Aim of the exercise —
Extract each line of the data and write it out again exactly.

Given records —
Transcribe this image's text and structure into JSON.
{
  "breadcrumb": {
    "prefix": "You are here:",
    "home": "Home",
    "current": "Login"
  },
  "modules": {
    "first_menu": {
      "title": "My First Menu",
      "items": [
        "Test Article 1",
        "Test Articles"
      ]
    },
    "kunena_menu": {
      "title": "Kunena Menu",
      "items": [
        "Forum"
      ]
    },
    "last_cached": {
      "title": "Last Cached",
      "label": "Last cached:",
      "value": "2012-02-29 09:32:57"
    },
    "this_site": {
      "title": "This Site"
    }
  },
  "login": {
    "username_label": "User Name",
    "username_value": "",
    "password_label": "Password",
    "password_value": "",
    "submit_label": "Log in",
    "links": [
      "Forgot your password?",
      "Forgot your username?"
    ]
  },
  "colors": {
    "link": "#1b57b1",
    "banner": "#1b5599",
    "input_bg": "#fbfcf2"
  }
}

Final result —
Transcribe this image's text and structure into JSON.
{
  "breadcrumb": {
    "prefix": "You are here:",
    "home": "Home",
    "current": "Login"
  },
  "modules": {
    "first_menu": {
      "title": "My First Menu",
      "items": [
        "Test Article 1",
        "Test Articles"
      ]
    },
    "kunena_menu": {
      "title": "Kunena Menu",
      "items": [
        "Forum"
      ]
    },
    "last_cached": {
      "title": "Last Cached",
      "label": "Last cached:",
      "value": "2012-02-29 09:32:57"
    },
    "this_site": {
      "title": "This Site"
    }
  },
  "login": {
    "username_label": "User Name",
    "username_value": "",
    "password_label": "Password",
    "password_value": "",
    "submit_label": "Log in",
    "links": [
      "Forgot your password?",
      "Forgot your username?"
    ]
  },
  "colors": {
    "link": "#1b57b1",
    "banner": "#1b5599",
    "input_bg": "#fbfcf2"
  }
}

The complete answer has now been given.